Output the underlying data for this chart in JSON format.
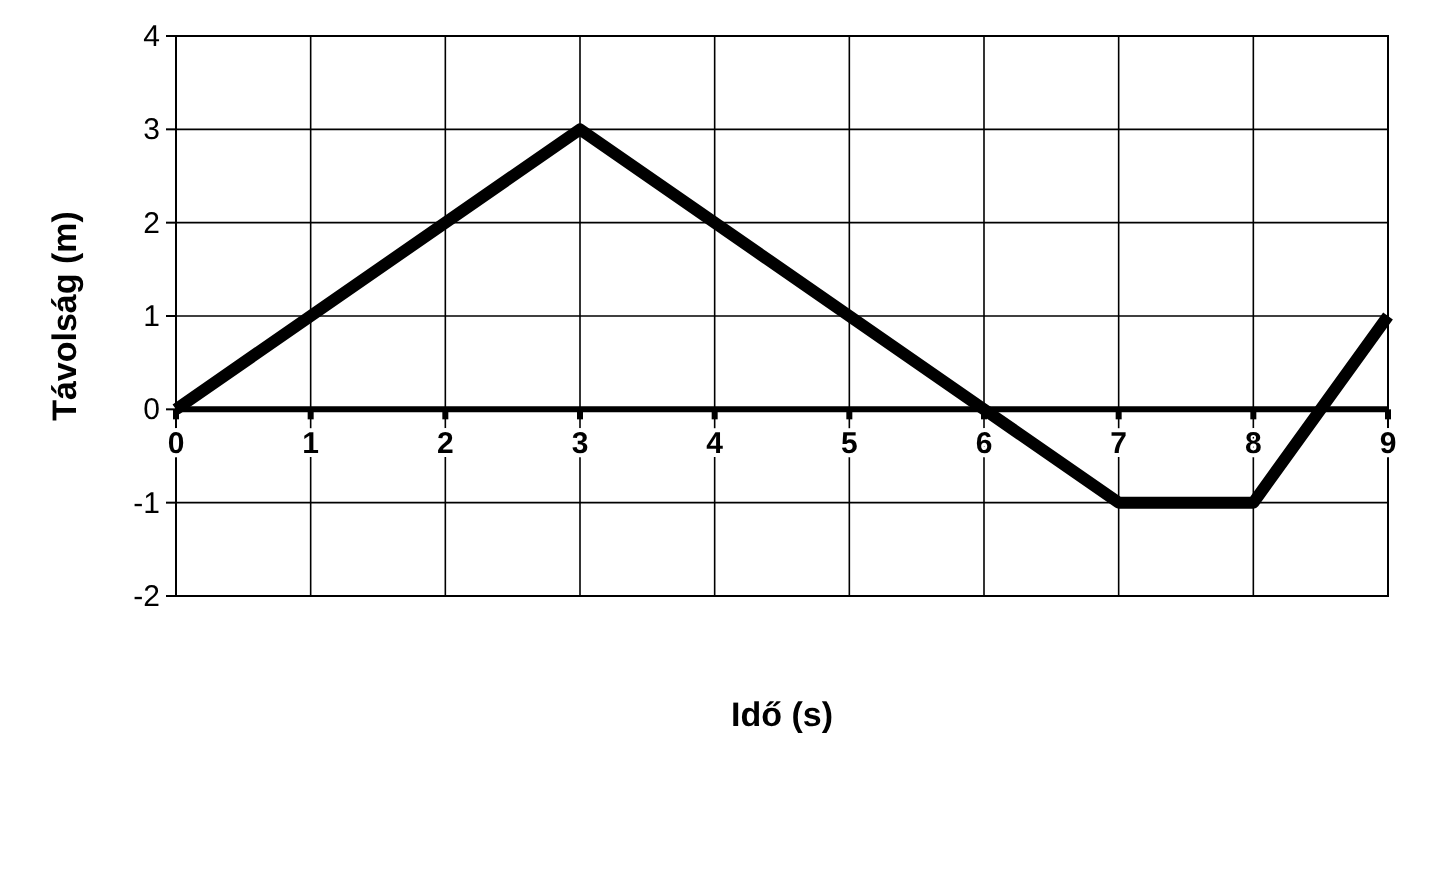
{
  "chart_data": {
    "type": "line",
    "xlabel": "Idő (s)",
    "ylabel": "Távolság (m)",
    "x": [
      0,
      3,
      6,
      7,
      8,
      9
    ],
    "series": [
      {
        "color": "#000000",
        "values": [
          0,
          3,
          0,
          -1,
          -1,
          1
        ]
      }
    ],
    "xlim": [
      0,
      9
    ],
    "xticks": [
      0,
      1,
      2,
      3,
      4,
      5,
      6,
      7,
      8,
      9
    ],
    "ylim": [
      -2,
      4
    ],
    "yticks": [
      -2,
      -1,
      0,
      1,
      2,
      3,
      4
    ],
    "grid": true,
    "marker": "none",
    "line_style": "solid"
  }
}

+---+

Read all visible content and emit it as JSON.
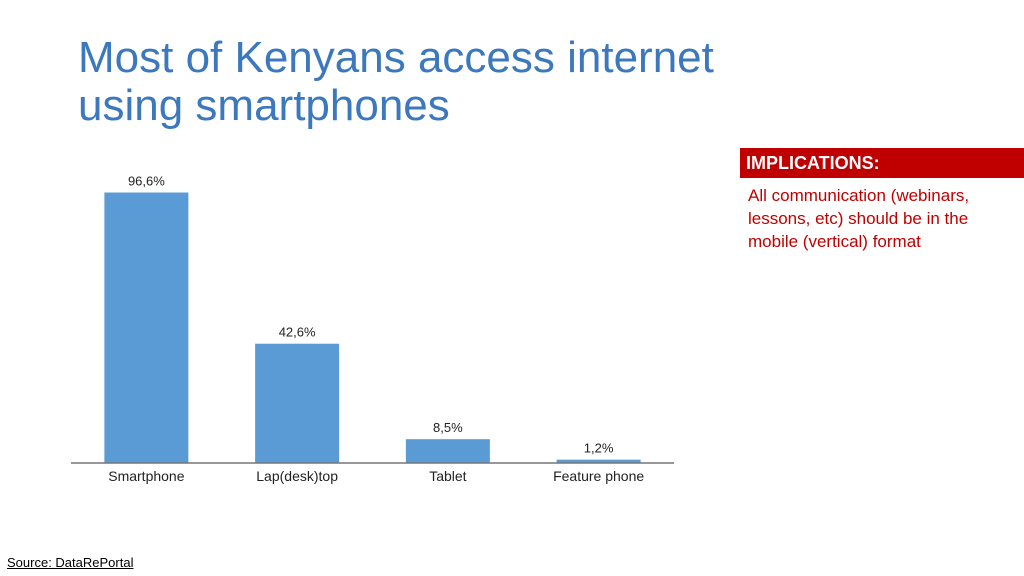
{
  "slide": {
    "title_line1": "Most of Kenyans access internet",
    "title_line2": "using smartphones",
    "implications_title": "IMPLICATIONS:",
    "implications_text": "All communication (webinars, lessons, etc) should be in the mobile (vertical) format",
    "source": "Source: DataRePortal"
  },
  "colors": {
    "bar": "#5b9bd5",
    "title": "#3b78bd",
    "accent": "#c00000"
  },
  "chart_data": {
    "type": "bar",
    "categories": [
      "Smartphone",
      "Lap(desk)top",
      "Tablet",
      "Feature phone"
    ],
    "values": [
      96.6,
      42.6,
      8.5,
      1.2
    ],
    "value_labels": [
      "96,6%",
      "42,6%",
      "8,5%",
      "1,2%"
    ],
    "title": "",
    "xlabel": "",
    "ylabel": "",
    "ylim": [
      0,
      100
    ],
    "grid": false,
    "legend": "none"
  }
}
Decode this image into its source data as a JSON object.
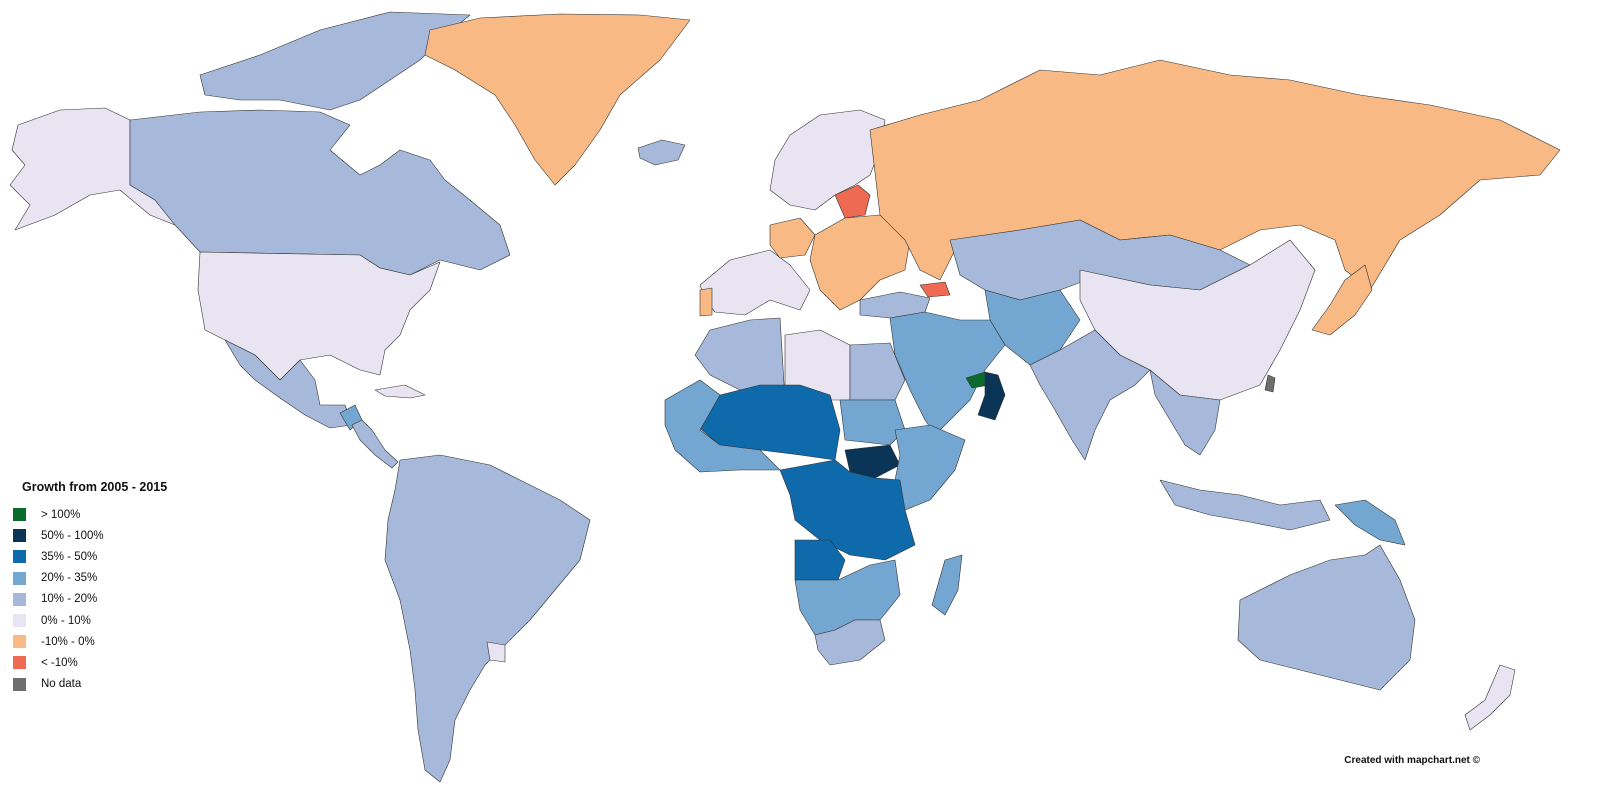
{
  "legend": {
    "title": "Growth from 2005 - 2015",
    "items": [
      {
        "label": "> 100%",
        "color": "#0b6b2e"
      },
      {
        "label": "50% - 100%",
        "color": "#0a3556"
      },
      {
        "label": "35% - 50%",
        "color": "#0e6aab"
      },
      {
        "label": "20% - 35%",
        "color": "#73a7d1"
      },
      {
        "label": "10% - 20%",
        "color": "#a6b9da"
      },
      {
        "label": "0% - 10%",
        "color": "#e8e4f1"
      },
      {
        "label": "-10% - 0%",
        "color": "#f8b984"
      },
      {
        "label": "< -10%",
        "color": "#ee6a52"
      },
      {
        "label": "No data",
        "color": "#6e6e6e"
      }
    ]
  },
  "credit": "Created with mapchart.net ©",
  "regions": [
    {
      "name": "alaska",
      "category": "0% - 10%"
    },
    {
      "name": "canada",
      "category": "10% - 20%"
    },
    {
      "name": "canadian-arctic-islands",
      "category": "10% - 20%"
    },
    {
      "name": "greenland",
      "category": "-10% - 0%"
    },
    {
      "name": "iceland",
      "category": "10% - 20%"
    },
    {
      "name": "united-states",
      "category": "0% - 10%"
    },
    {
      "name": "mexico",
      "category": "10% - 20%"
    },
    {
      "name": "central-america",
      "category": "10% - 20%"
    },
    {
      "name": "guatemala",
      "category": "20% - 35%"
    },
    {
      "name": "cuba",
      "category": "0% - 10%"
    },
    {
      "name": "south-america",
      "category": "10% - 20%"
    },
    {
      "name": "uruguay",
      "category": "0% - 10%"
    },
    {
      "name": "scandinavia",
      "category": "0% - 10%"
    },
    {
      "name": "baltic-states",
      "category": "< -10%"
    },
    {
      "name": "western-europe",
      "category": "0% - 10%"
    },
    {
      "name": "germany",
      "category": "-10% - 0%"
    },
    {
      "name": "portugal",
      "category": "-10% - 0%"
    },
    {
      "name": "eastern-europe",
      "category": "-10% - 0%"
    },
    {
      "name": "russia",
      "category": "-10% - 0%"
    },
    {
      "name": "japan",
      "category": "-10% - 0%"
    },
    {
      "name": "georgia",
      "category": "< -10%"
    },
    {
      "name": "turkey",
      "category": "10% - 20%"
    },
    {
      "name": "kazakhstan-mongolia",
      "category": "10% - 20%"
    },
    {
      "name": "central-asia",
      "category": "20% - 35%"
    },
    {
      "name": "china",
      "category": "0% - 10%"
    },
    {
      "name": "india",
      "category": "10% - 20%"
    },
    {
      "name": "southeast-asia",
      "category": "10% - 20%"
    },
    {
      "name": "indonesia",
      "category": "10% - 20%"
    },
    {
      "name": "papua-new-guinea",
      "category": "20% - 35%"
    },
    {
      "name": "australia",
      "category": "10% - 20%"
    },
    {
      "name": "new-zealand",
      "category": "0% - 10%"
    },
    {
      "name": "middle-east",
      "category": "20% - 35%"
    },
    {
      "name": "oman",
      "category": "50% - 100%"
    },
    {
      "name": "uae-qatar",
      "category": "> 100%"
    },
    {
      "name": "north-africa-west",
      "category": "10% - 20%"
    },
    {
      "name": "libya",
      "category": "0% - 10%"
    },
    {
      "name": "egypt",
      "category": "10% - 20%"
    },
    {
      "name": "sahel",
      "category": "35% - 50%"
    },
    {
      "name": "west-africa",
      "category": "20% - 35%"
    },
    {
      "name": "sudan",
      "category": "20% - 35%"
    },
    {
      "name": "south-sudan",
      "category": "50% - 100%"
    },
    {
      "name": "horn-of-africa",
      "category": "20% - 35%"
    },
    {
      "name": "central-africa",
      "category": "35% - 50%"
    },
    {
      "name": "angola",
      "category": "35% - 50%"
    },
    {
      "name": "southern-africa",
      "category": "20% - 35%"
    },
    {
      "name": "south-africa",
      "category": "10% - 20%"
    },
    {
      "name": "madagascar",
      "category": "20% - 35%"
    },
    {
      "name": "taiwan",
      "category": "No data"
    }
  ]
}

+---+

■ **SHORT PROBLEM**
Pick out the lines containing the string "states" and show them.

■ **THE REPLY**
      "name": "united-states",
      "name": "baltic-states",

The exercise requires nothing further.